PROBLEM STATEMENT: Exactly repeat the material, dropping only the pictures.

Stored records
-- Start --

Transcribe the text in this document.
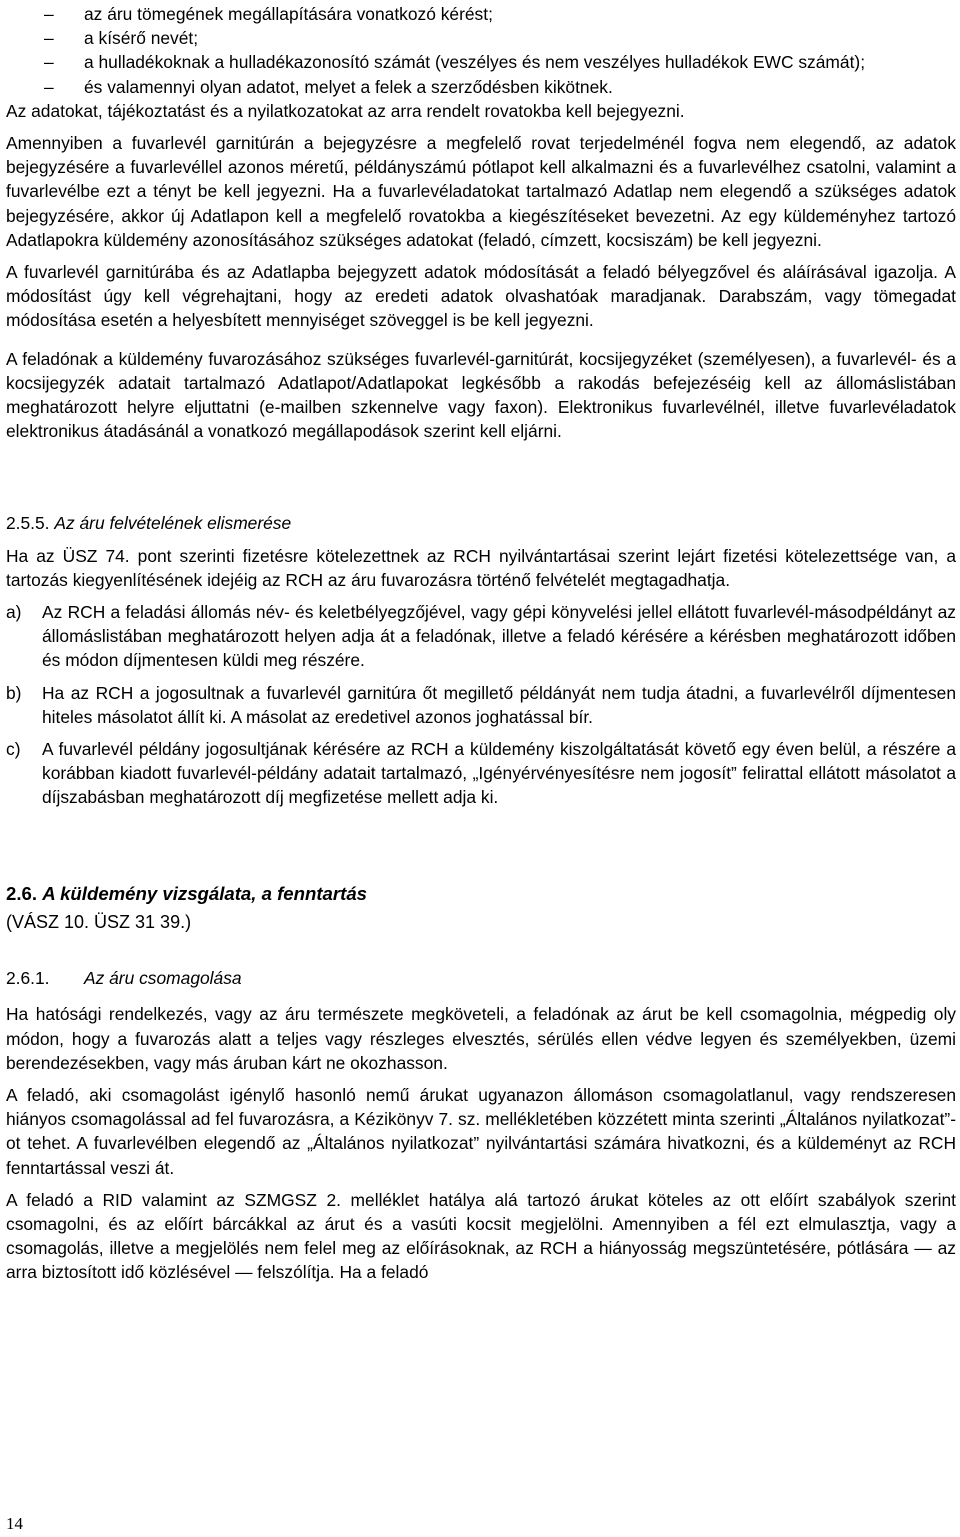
– az áru tömegének megállapítására vonatkozó kérést;
– a kísérő nevét;
– a hulladékoknak a hulladékazonosító számát (veszélyes és nem veszélyes hulladékok EWC számát);
– és valamennyi olyan adatot, melyet a felek a szerződésben kikötnek.

Az adatokat, tájékoztatást és a nyilatkozatokat az arra rendelt rovatokba kell bejegyezni.

Amennyiben a fuvarlevél garnitúrán a bejegyzésre a megfelelő rovat terjedelménél fogva nem elegendő, az adatok bejegyzésére a fuvarlevéllel azonos méretű, példányszámú pótlapot kell alkalmazni és a fuvarlevélhez csatolni, valamint a fuvarlevélbe ezt a tényt be kell jegyezni. Ha a fuvarlevéladatokat tartalmazó Adatlap nem elegendő a szükséges adatok bejegyzésére, akkor új Adatlapon kell a megfelelő rovatokba a kiegészítéseket bevezetni. Az egy küldeményhez tartozó Adatlapokra küldemény azonosításához szükséges adatokat (feladó, címzett, kocsiszám) be kell jegyezni.

A fuvarlevél garnitúrába és az Adatlapba bejegyzett adatok módosítását a feladó bélyegzővel és aláírásával igazolja. A módosítást úgy kell végrehajtani, hogy az eredeti adatok olvashatóak maradjanak. Darabszám, vagy tömegadat módosítása esetén a helyesbített mennyiséget szöveggel is be kell jegyezni.

A feladónak a küldemény fuvarozásához szükséges fuvarlevél-garnitúrát, kocsijegyzéket (személyesen), a fuvarlevél- és a kocsijegyzék adatait tartalmazó Adatlapot/Adatlapokat legkésőbb a rakodás befejezéséig kell az állomáslistában meghatározott helyre eljuttatni (e-mailben szkennelve vagy faxon). Elektronikus fuvarlevélnél, illetve fuvarlevéladatok elektronikus átadásánál a vonatkozó megállapodások szerint kell eljárni.

2.5.5. Az áru felvételének elismerése

Ha az ÜSZ 74. pont szerinti fizetésre kötelezettnek az RCH nyilvántartásai szerint lejárt fizetési kötelezettsége van, a tartozás kiegyenlítésének idejéig az RCH az áru fuvarozásra történő felvételét megtagadhatja.

a) Az RCH a feladási állomás név- és keletbélyegzőjével, vagy gépi könyvelési jellel ellátott fuvarlevél-másodpéldányt az állomáslistában meghatározott helyen adja át a feladónak, illetve a feladó kérésére a kérésben meghatározott időben és módon díjmentesen küldi meg részére.
b) Ha az RCH a jogosultnak a fuvarlevél garnitúra őt megillető példányát nem tudja átadni, a fuvarlevélről díjmentesen hiteles másolatot állít ki. A másolat az eredetivel azonos joghatással bír.
c) A fuvarlevél példány jogosultjának kérésére az RCH a küldemény kiszolgáltatását követő egy éven belül, a részére a korábban kiadott fuvarlevél-példány adatait tartalmazó, „Igényérvényesítésre nem jogosít” felirattal ellátott másolatot a díjszabásban meghatározott díj megfizetése mellett adja ki.
2.6. A küldemény vizsgálata, a fenntartás
(VÁSZ 10. ÜSZ 31 39.)
2.6.1. Az áru csomagolása

Ha hatósági rendelkezés, vagy az áru természete megköveteli, a feladónak az árut be kell csomagolnia, mégpedig oly módon, hogy a fuvarozás alatt a teljes vagy részleges elvesztés, sérülés ellen védve legyen és személyekben, üzemi berendezésekben, vagy más áruban kárt ne okozhasson.

A feladó, aki csomagolást igénylő hasonló nemű árukat ugyanazon állomáson csomagolatlanul, vagy rendszeresen hiányos csomagolással ad fel fuvarozásra, a Kézikönyv 7. sz. mellékletében közzétett minta szerinti „Általános nyilatkozat”-ot tehet. A fuvarlevélben elegendő az „Általános nyilatkozat” nyilvántartási számára hivatkozni, és a küldeményt az RCH fenntartással veszi át.

A feladó a RID valamint az SZMGSZ 2. melléklet hatálya alá tartozó árukat köteles az ott előírt szabályok szerint csomagolni, és az előírt bárcákkal az árut és a vasúti kocsit megjelölni. Amennyiben a fél ezt elmulasztja, vagy a csomagolás, illetve a megjelölés nem felel meg az előírásoknak, az RCH a hiányosság megszüntetésére, pótlására — az arra biztosított idő közlésével — felszólítja. Ha a feladó

14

-- End --

SOLUTION FOR THIS EXERCISE:
Transcribe the text in this document.
– az áru tömegének megállapítására vonatkozó kérést;
– a kísérő nevét;
– a hulladékoknak a hulladékazonosító számát (veszélyes és nem veszélyes hulladékok EWC számát);
– és valamennyi olyan adatot, melyet a felek a szerződésben kikötnek.

Az adatokat, tájékoztatást és a nyilatkozatokat az arra rendelt rovatokba kell bejegyezni.

Amennyiben a fuvarlevél garnitúrán a bejegyzésre a megfelelő rovat terjedelménél fogva nem elegendő, az adatok bejegyzésére a fuvarlevéllel azonos méretű, példányszámú pótlapot kell alkalmazni és a fuvarlevélhez csatolni, valamint a fuvarlevélbe ezt a tényt be kell jegyezni. Ha a fuvarlevéladatokat tartalmazó Adatlap nem elegendő a szükséges adatok bejegyzésére, akkor új Adatlapon kell a megfelelő rovatokba a kiegészítéseket bevezetni. Az egy küldeményhez tartozó Adatlapokra küldemény azonosításához szükséges adatokat (feladó, címzett, kocsiszám) be kell jegyezni.

A fuvarlevél garnitúrába és az Adatlapba bejegyzett adatok módosítását a feladó bélyegzővel és aláírásával igazolja. A módosítást úgy kell végrehajtani, hogy az eredeti adatok olvashatóak maradjanak. Darabszám, vagy tömegadat módosítása esetén a helyesbített mennyiséget szöveggel is be kell jegyezni.

A feladónak a küldemény fuvarozásához szükséges fuvarlevél-garnitúrát, kocsijegyzéket (személyesen), a fuvarlevél- és a kocsijegyzék adatait tartalmazó Adatlapot/Adatlapokat legkésőbb a rakodás befejezéséig kell az állomáslistában meghatározott helyre eljuttatni (e-mailben szkennelve vagy faxon). Elektronikus fuvarlevélnél, illetve fuvarlevéladatok elektronikus átadásánál a vonatkozó megállapodások szerint kell eljárni.

2.5.5. Az áru felvételének elismerése

Ha az ÜSZ 74. pont szerinti fizetésre kötelezettnek az RCH nyilvántartásai szerint lejárt fizetési kötelezettsége van, a tartozás kiegyenlítésének idejéig az RCH az áru fuvarozásra történő felvételét megtagadhatja.

a) Az RCH a feladási állomás név- és keletbélyegzőjével, vagy gépi könyvelési jellel ellátott fuvarlevél-másodpéldányt az állomáslistában meghatározott helyen adja át a feladónak, illetve a feladó kérésére a kérésben meghatározott időben és módon díjmentesen küldi meg részére.
b) Ha az RCH a jogosultnak a fuvarlevél garnitúra őt megillető példányát nem tudja átadni, a fuvarlevélről díjmentesen hiteles másolatot állít ki. A másolat az eredetivel azonos joghatással bír.
c) A fuvarlevél példány jogosultjának kérésére az RCH a küldemény kiszolgáltatását követő egy éven belül, a részére a korábban kiadott fuvarlevél-példány adatait tartalmazó, „Igényérvényesítésre nem jogosít” felirattal ellátott másolatot a díjszabásban meghatározott díj megfizetése mellett adja ki.
2.6. A küldemény vizsgálata, a fenntartás
(VÁSZ 10. ÜSZ 31 39.)
2.6.1. Az áru csomagolása

Ha hatósági rendelkezés, vagy az áru természete megköveteli, a feladónak az árut be kell csomagolnia, mégpedig oly módon, hogy a fuvarozás alatt a teljes vagy részleges elvesztés, sérülés ellen védve legyen és személyekben, üzemi berendezésekben, vagy más áruban kárt ne okozhasson.

A feladó, aki csomagolást igénylő hasonló nemű árukat ugyanazon állomáson csomagolatlanul, vagy rendszeresen hiányos csomagolással ad fel fuvarozásra, a Kézikönyv 7. sz. mellékletében közzétett minta szerinti „Általános nyilatkozat”-ot tehet. A fuvarlevélben elegendő az „Általános nyilatkozat” nyilvántartási számára hivatkozni, és a küldeményt az RCH fenntartással veszi át.

A feladó a RID valamint az SZMGSZ 2. melléklet hatálya alá tartozó árukat köteles az ott előírt szabályok szerint csomagolni, és az előírt bárcákkal az árut és a vasúti kocsit megjelölni. Amennyiben a fél ezt elmulasztja, vagy a csomagolás, illetve a megjelölés nem felel meg az előírásoknak, az RCH a hiányosság megszüntetésére, pótlására — az arra biztosított idő közlésével — felszólítja. Ha a feladó

14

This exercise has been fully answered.